# Exercise data:
++++++++++

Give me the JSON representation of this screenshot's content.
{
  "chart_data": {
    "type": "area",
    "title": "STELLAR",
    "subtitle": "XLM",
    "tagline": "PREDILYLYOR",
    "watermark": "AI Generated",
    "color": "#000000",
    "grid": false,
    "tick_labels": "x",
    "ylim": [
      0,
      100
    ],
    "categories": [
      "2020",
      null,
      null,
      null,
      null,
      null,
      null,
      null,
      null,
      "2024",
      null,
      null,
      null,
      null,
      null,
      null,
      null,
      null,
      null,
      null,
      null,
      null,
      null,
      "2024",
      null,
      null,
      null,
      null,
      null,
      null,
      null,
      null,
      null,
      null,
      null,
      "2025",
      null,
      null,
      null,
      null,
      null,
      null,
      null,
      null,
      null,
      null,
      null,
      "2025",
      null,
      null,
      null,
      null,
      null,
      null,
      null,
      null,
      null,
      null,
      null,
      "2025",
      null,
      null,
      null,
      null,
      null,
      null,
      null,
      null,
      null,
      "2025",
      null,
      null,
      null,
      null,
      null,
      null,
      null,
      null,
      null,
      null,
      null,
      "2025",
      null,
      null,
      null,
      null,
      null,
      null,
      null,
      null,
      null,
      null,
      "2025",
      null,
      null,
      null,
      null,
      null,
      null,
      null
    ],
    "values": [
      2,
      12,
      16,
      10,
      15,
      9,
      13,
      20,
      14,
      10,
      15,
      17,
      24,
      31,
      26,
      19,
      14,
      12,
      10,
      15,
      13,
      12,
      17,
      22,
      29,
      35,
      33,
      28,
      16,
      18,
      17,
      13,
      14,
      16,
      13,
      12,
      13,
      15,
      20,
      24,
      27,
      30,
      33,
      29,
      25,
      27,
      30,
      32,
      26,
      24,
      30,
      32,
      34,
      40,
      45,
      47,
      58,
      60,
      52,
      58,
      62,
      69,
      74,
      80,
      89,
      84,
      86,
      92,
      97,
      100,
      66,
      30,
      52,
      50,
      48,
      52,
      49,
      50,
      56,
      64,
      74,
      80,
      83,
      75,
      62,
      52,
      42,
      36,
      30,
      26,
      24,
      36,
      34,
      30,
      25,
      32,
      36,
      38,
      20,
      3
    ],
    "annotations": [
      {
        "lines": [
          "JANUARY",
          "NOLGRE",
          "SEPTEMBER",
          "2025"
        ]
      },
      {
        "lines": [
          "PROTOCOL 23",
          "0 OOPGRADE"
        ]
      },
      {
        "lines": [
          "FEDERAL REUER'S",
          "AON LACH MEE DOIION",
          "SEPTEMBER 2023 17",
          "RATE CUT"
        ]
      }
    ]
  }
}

++++++++++

# Exercise details:
Return the lines above exactly, keeping every word.

# Response below:
Give me the JSON representation of this screenshot's content.
{
  "chart_data": {
    "type": "area",
    "title": "STELLAR",
    "subtitle": "XLM",
    "tagline": "PREDILYLYOR",
    "watermark": "AI Generated",
    "color": "#000000",
    "grid": false,
    "tick_labels": "x",
    "ylim": [
      0,
      100
    ],
    "categories": [
      "2020",
      null,
      null,
      null,
      null,
      null,
      null,
      null,
      null,
      "2024",
      null,
      null,
      null,
      null,
      null,
      null,
      null,
      null,
      null,
      null,
      null,
      null,
      null,
      "2024",
      null,
      null,
      null,
      null,
      null,
      null,
      null,
      null,
      null,
      null,
      null,
      "2025",
      null,
      null,
      null,
      null,
      null,
      null,
      null,
      null,
      null,
      null,
      null,
      "2025",
      null,
      null,
      null,
      null,
      null,
      null,
      null,
      null,
      null,
      null,
      null,
      "2025",
      null,
      null,
      null,
      null,
      null,
      null,
      null,
      null,
      null,
      "2025",
      null,
      null,
      null,
      null,
      null,
      null,
      null,
      null,
      null,
      null,
      null,
      "2025",
      null,
      null,
      null,
      null,
      null,
      null,
      null,
      null,
      null,
      null,
      "2025",
      null,
      null,
      null,
      null,
      null,
      null,
      null
    ],
    "values": [
      2,
      12,
      16,
      10,
      15,
      9,
      13,
      20,
      14,
      10,
      15,
      17,
      24,
      31,
      26,
      19,
      14,
      12,
      10,
      15,
      13,
      12,
      17,
      22,
      29,
      35,
      33,
      28,
      16,
      18,
      17,
      13,
      14,
      16,
      13,
      12,
      13,
      15,
      20,
      24,
      27,
      30,
      33,
      29,
      25,
      27,
      30,
      32,
      26,
      24,
      30,
      32,
      34,
      40,
      45,
      47,
      58,
      60,
      52,
      58,
      62,
      69,
      74,
      80,
      89,
      84,
      86,
      92,
      97,
      100,
      66,
      30,
      52,
      50,
      48,
      52,
      49,
      50,
      56,
      64,
      74,
      80,
      83,
      75,
      62,
      52,
      42,
      36,
      30,
      26,
      24,
      36,
      34,
      30,
      25,
      32,
      36,
      38,
      20,
      3
    ],
    "annotations": [
      {
        "lines": [
          "JANUARY",
          "NOLGRE",
          "SEPTEMBER",
          "2025"
        ]
      },
      {
        "lines": [
          "PROTOCOL 23",
          "0 OOPGRADE"
        ]
      },
      {
        "lines": [
          "FEDERAL REUER'S",
          "AON LACH MEE DOIION",
          "SEPTEMBER 2023 17",
          "RATE CUT"
        ]
      }
    ]
  }
}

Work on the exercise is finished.